(Dataset excerpt)
** BEGIN **

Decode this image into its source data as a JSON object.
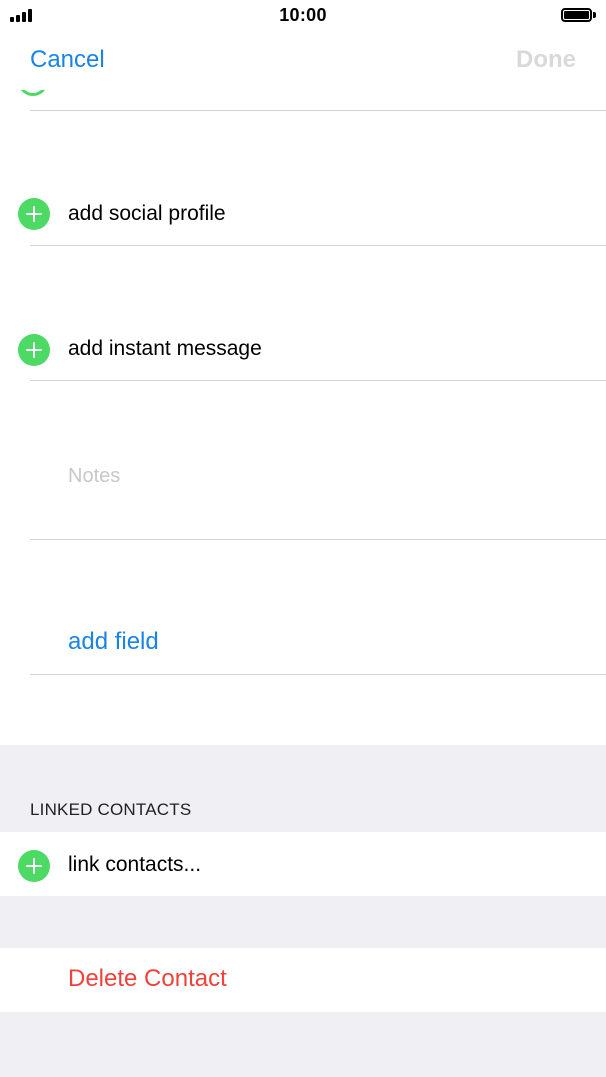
{
  "status_bar": {
    "time": "10:00"
  },
  "nav": {
    "cancel_label": "Cancel",
    "done_label": "Done"
  },
  "rows": {
    "social_profile": "add social profile",
    "instant_message": "add instant message",
    "notes_placeholder": "Notes",
    "add_field": "add field"
  },
  "linked_contacts": {
    "header": "LINKED CONTACTS",
    "link_label": "link contacts..."
  },
  "delete": {
    "label": "Delete Contact"
  },
  "colors": {
    "accent_blue": "#1a83e6",
    "add_green": "#4cd964",
    "destructive_red": "#f0413a",
    "disabled_gray": "#d9d9d9",
    "group_background": "#efeff4"
  }
}
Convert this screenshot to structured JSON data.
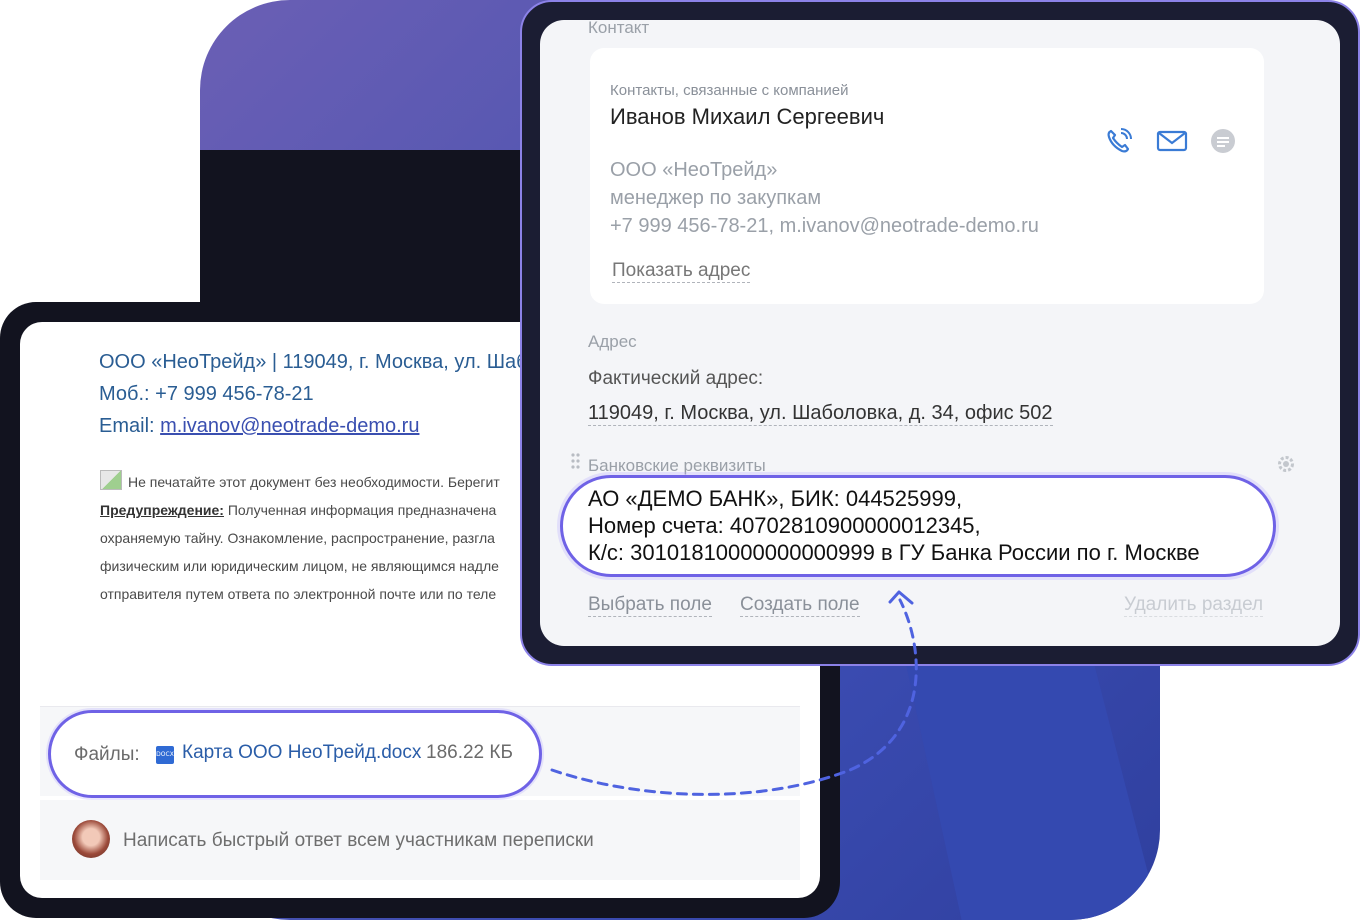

** END **

Stated task ▸
Repeat the material verbatim. Do not carry over any picture.

Reply to the task ▸
Decode this image into its source data as a JSON object.
{
  "status_bar": {
    "time": "10:00"
  },
  "nav": {
    "cancel_label": "Cancel",
    "done_label": "Done"
  },
  "rows": {
    "social_profile": "add social profile",
    "instant_message": "add instant message",
    "notes_placeholder": "Notes",
    "add_field": "add field"
  },
  "linked_contacts": {
    "header": "LINKED CONTACTS",
    "link_label": "link contacts..."
  },
  "delete": {
    "label": "Delete Contact"
  },
  "colors": {
    "accent_blue": "#1a83e6",
    "add_green": "#4cd964",
    "destructive_red": "#f0413a",
    "disabled_gray": "#d9d9d9",
    "group_background": "#efeff4"
  }
}
Convert this screenshot to structured JSON data.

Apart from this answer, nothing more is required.